Show all lines holding the string "TradingView".

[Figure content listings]

------

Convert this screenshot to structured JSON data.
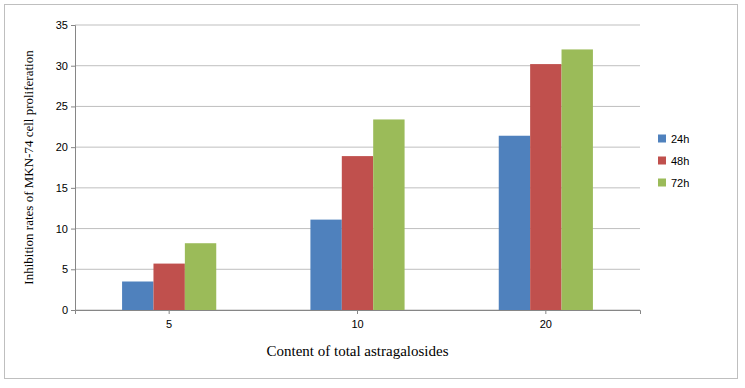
{
  "chart_data": {
    "type": "bar",
    "x_label": "Content of total astragalosides",
    "y_label": "Inhibition rates of MKN-74 cell proliferation",
    "categories": [
      "5",
      "10",
      "20"
    ],
    "series": [
      {
        "name": "24h",
        "color": "#4f81bd",
        "values": [
          3.5,
          11.1,
          21.4
        ]
      },
      {
        "name": "48h",
        "color": "#c0504d",
        "values": [
          5.7,
          18.9,
          30.2
        ]
      },
      {
        "name": "72h",
        "color": "#9bbb59",
        "values": [
          8.2,
          23.4,
          32.0
        ]
      }
    ],
    "ylim": [
      0,
      35
    ],
    "yticks": [
      0,
      5,
      10,
      15,
      20,
      25,
      30,
      35
    ],
    "grid": true,
    "legend": "right"
  }
}
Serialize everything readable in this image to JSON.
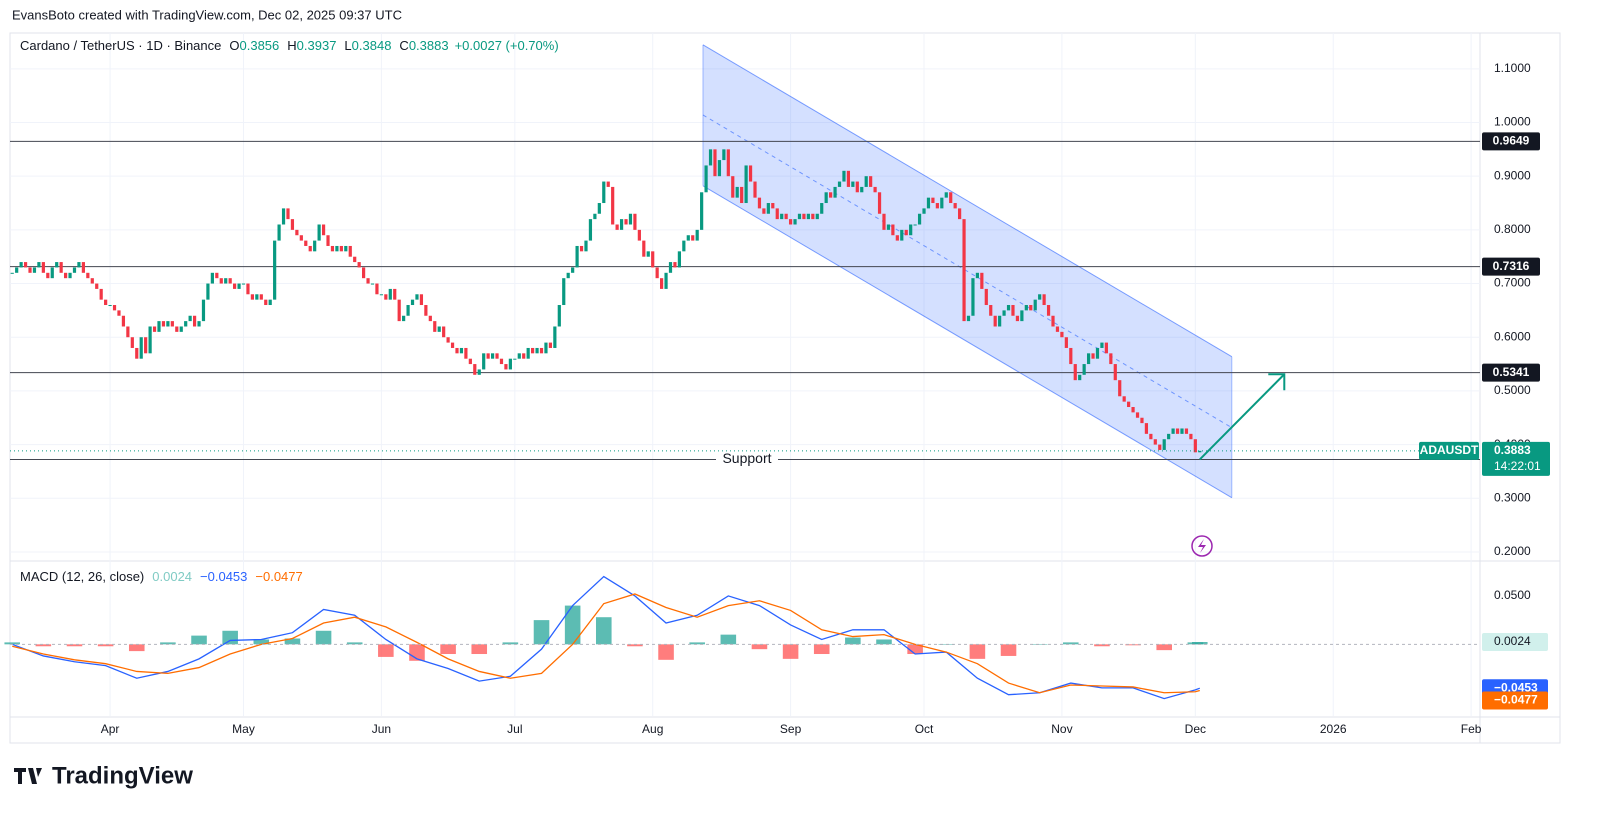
{
  "header": "EvansBoto created with TradingView.com, Dec 02, 2025 09:37 UTC",
  "footer": "TradingView",
  "chart_data": [
    {
      "type": "candlestick",
      "title": "Cardano / TetherUS · 1D · Binance",
      "ohlc": [
        {
          "label": "O",
          "value": 0.3856
        },
        {
          "label": "H",
          "value": 0.3937
        },
        {
          "label": "L",
          "value": 0.3848
        },
        {
          "label": "C",
          "value": 0.3883
        }
      ],
      "change": "+0.0027 (+0.70%)",
      "symbol": "ADAUSDT",
      "countdown": "14:22:01",
      "color_up": "#089981",
      "color_down": "#f23645",
      "values": [
        0.72,
        0.73,
        0.74,
        0.73,
        0.72,
        0.73,
        0.74,
        0.72,
        0.71,
        0.73,
        0.74,
        0.72,
        0.71,
        0.72,
        0.73,
        0.74,
        0.72,
        0.71,
        0.7,
        0.69,
        0.67,
        0.66,
        0.66,
        0.65,
        0.64,
        0.62,
        0.6,
        0.58,
        0.56,
        0.6,
        0.57,
        0.62,
        0.61,
        0.63,
        0.62,
        0.63,
        0.62,
        0.61,
        0.62,
        0.63,
        0.64,
        0.62,
        0.63,
        0.67,
        0.7,
        0.72,
        0.71,
        0.7,
        0.71,
        0.7,
        0.69,
        0.7,
        0.7,
        0.68,
        0.67,
        0.68,
        0.67,
        0.66,
        0.67,
        0.78,
        0.81,
        0.84,
        0.82,
        0.8,
        0.79,
        0.78,
        0.77,
        0.76,
        0.78,
        0.81,
        0.79,
        0.77,
        0.76,
        0.77,
        0.76,
        0.77,
        0.75,
        0.74,
        0.73,
        0.71,
        0.7,
        0.7,
        0.68,
        0.68,
        0.67,
        0.69,
        0.67,
        0.63,
        0.64,
        0.66,
        0.67,
        0.68,
        0.66,
        0.64,
        0.63,
        0.61,
        0.62,
        0.6,
        0.59,
        0.58,
        0.57,
        0.58,
        0.56,
        0.55,
        0.53,
        0.54,
        0.57,
        0.56,
        0.57,
        0.56,
        0.55,
        0.54,
        0.56,
        0.56,
        0.57,
        0.56,
        0.58,
        0.57,
        0.58,
        0.57,
        0.59,
        0.58,
        0.62,
        0.66,
        0.71,
        0.72,
        0.73,
        0.77,
        0.76,
        0.78,
        0.82,
        0.83,
        0.85,
        0.89,
        0.88,
        0.81,
        0.8,
        0.82,
        0.81,
        0.83,
        0.8,
        0.78,
        0.75,
        0.76,
        0.73,
        0.71,
        0.69,
        0.72,
        0.74,
        0.73,
        0.76,
        0.78,
        0.79,
        0.78,
        0.8,
        0.87,
        0.92,
        0.95,
        0.9,
        0.93,
        0.95,
        0.9,
        0.86,
        0.88,
        0.85,
        0.92,
        0.89,
        0.86,
        0.84,
        0.83,
        0.85,
        0.84,
        0.82,
        0.83,
        0.82,
        0.81,
        0.82,
        0.83,
        0.82,
        0.83,
        0.82,
        0.83,
        0.85,
        0.87,
        0.86,
        0.88,
        0.89,
        0.91,
        0.88,
        0.89,
        0.87,
        0.88,
        0.9,
        0.88,
        0.87,
        0.83,
        0.8,
        0.81,
        0.79,
        0.78,
        0.8,
        0.79,
        0.81,
        0.81,
        0.83,
        0.84,
        0.86,
        0.85,
        0.84,
        0.86,
        0.87,
        0.85,
        0.84,
        0.82,
        0.63,
        0.64,
        0.71,
        0.72,
        0.69,
        0.66,
        0.64,
        0.62,
        0.64,
        0.65,
        0.66,
        0.64,
        0.63,
        0.65,
        0.66,
        0.65,
        0.67,
        0.68,
        0.66,
        0.64,
        0.62,
        0.61,
        0.6,
        0.58,
        0.55,
        0.52,
        0.53,
        0.55,
        0.57,
        0.56,
        0.58,
        0.59,
        0.57,
        0.55,
        0.52,
        0.49,
        0.48,
        0.47,
        0.46,
        0.45,
        0.44,
        0.42,
        0.41,
        0.4,
        0.39,
        0.41,
        0.42,
        0.43,
        0.42,
        0.43,
        0.42,
        0.41,
        0.3856,
        0.3883
      ],
      "xlim": [
        -0.5,
        330
      ],
      "xticks": [
        {
          "value": 22,
          "label": "Apr"
        },
        {
          "value": 52,
          "label": "May"
        },
        {
          "value": 83,
          "label": "Jun"
        },
        {
          "value": 113,
          "label": "Jul"
        },
        {
          "value": 144,
          "label": "Aug"
        },
        {
          "value": 175,
          "label": "Sep"
        },
        {
          "value": 205,
          "label": "Oct"
        },
        {
          "value": 236,
          "label": "Nov"
        },
        {
          "value": 266,
          "label": "Dec"
        },
        {
          "value": 297,
          "label": "2026"
        },
        {
          "value": 328,
          "label": "Feb"
        }
      ],
      "ylim": [
        0.185,
        1.163
      ],
      "yticks": [
        {
          "value": 0.2,
          "label": "0.2000"
        },
        {
          "value": 0.3,
          "label": "0.3000"
        },
        {
          "value": 0.4,
          "label": "0.4000"
        },
        {
          "value": 0.5,
          "label": "0.5000"
        },
        {
          "value": 0.6,
          "label": "0.6000"
        },
        {
          "value": 0.7,
          "label": "0.7000"
        },
        {
          "value": 0.8,
          "label": "0.8000"
        },
        {
          "value": 0.9,
          "label": "0.9000"
        },
        {
          "value": 1.0,
          "label": "1.0000"
        },
        {
          "value": 1.1,
          "label": "1.1000"
        }
      ],
      "levels": [
        0.9649,
        0.7316,
        0.5341,
        0.3723
      ],
      "support_label": "Support",
      "channel": {
        "x": [
          155.3,
          274.2
        ],
        "upper": [
          1.1447,
          0.5637
        ],
        "mid": [
          1.014,
          0.4315
        ],
        "lower": [
          0.8821,
          0.3011
        ],
        "color": "#2962ff"
      },
      "projection": {
        "x": [
          267,
          286
        ],
        "y": [
          0.3723,
          0.531
        ],
        "color": "#089981"
      },
      "grid": true
    },
    {
      "type": "macd",
      "title": "MACD (12, 26, close)",
      "x": [
        0,
        7,
        14,
        21,
        28,
        35,
        42,
        49,
        56,
        63,
        70,
        77,
        84,
        91,
        98,
        105,
        112,
        119,
        126,
        133,
        140,
        147,
        154,
        161,
        168,
        175,
        182,
        189,
        196,
        203,
        210,
        217,
        224,
        231,
        238,
        245,
        252,
        259,
        266,
        267
      ],
      "series": [
        {
          "type": "histogram",
          "color": "#26a69a",
          "color_negative": "#ff5252",
          "values": [
            0.002,
            -0.002,
            -0.002,
            -0.002,
            -0.007,
            0.002,
            0.009,
            0.014,
            0.005,
            0.006,
            0.014,
            0.002,
            -0.013,
            -0.017,
            -0.01,
            -0.01,
            0.002,
            0.025,
            0.04,
            0.028,
            -0.002,
            -0.016,
            0.002,
            0.01,
            -0.005,
            -0.015,
            -0.01,
            0.007,
            0.005,
            -0.01,
            0.0,
            -0.015,
            -0.012,
            0.0,
            0.002,
            -0.002,
            -0.001,
            -0.006,
            0.002,
            0.0024
          ]
        },
        {
          "type": "line",
          "color": "#2962ff",
          "values": [
            0,
            -0.012,
            -0.018,
            -0.022,
            -0.035,
            -0.028,
            -0.015,
            0.004,
            0.005,
            0.012,
            0.036,
            0.03,
            0.005,
            -0.015,
            -0.025,
            -0.038,
            -0.033,
            -0.005,
            0.04,
            0.07,
            0.05,
            0.022,
            0.03,
            0.05,
            0.04,
            0.02,
            0.005,
            0.015,
            0.015,
            -0.01,
            -0.008,
            -0.035,
            -0.052,
            -0.05,
            -0.04,
            -0.045,
            -0.045,
            -0.056,
            -0.047,
            -0.0453
          ]
        },
        {
          "type": "line",
          "color": "#ff6d00",
          "values": [
            -0.002,
            -0.01,
            -0.016,
            -0.02,
            -0.028,
            -0.03,
            -0.024,
            -0.01,
            0.0,
            0.006,
            0.022,
            0.028,
            0.018,
            0.002,
            -0.015,
            -0.028,
            -0.035,
            -0.03,
            0.0,
            0.042,
            0.052,
            0.038,
            0.028,
            0.04,
            0.045,
            0.035,
            0.015,
            0.008,
            0.01,
            0.0,
            -0.008,
            -0.02,
            -0.04,
            -0.05,
            -0.042,
            -0.043,
            -0.044,
            -0.05,
            -0.049,
            -0.0477
          ]
        }
      ],
      "legend_values": [
        0.0024,
        {
          "value": -0.0453,
          "label": "−0.0453"
        },
        {
          "value": -0.0477,
          "label": "−0.0477"
        }
      ],
      "legend_colors": [
        "#80cbc4",
        "#2962ff",
        "#ff6d00"
      ],
      "ylim": [
        -0.074,
        0.085
      ],
      "yticks": [
        {
          "value": 0.05,
          "label": "0.0500"
        }
      ]
    }
  ]
}
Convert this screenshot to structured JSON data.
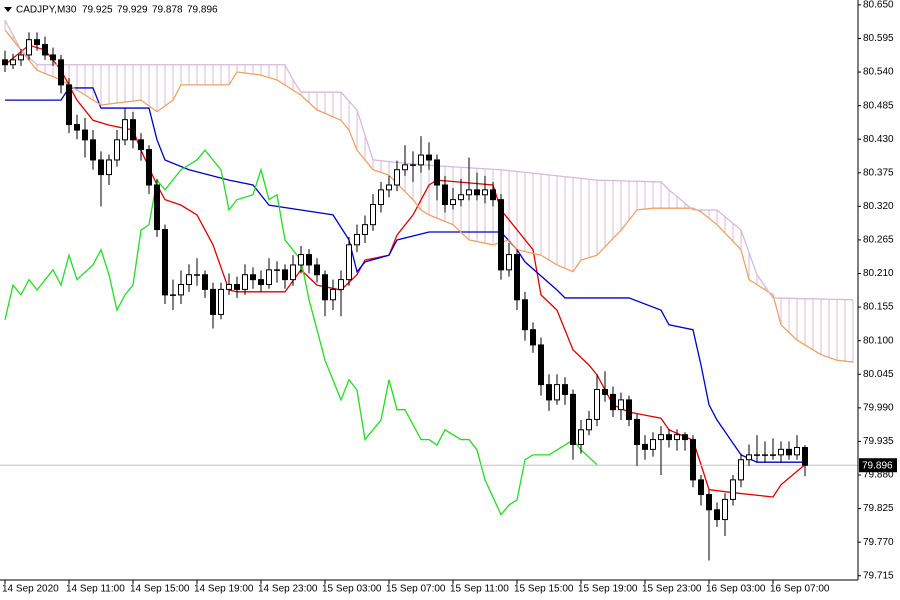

------

THE ANSWER |
  "header": "EvansBoto created with TradingView.com, Dec 02, 2025 09:37 UTC",
  "footer": "TradingView",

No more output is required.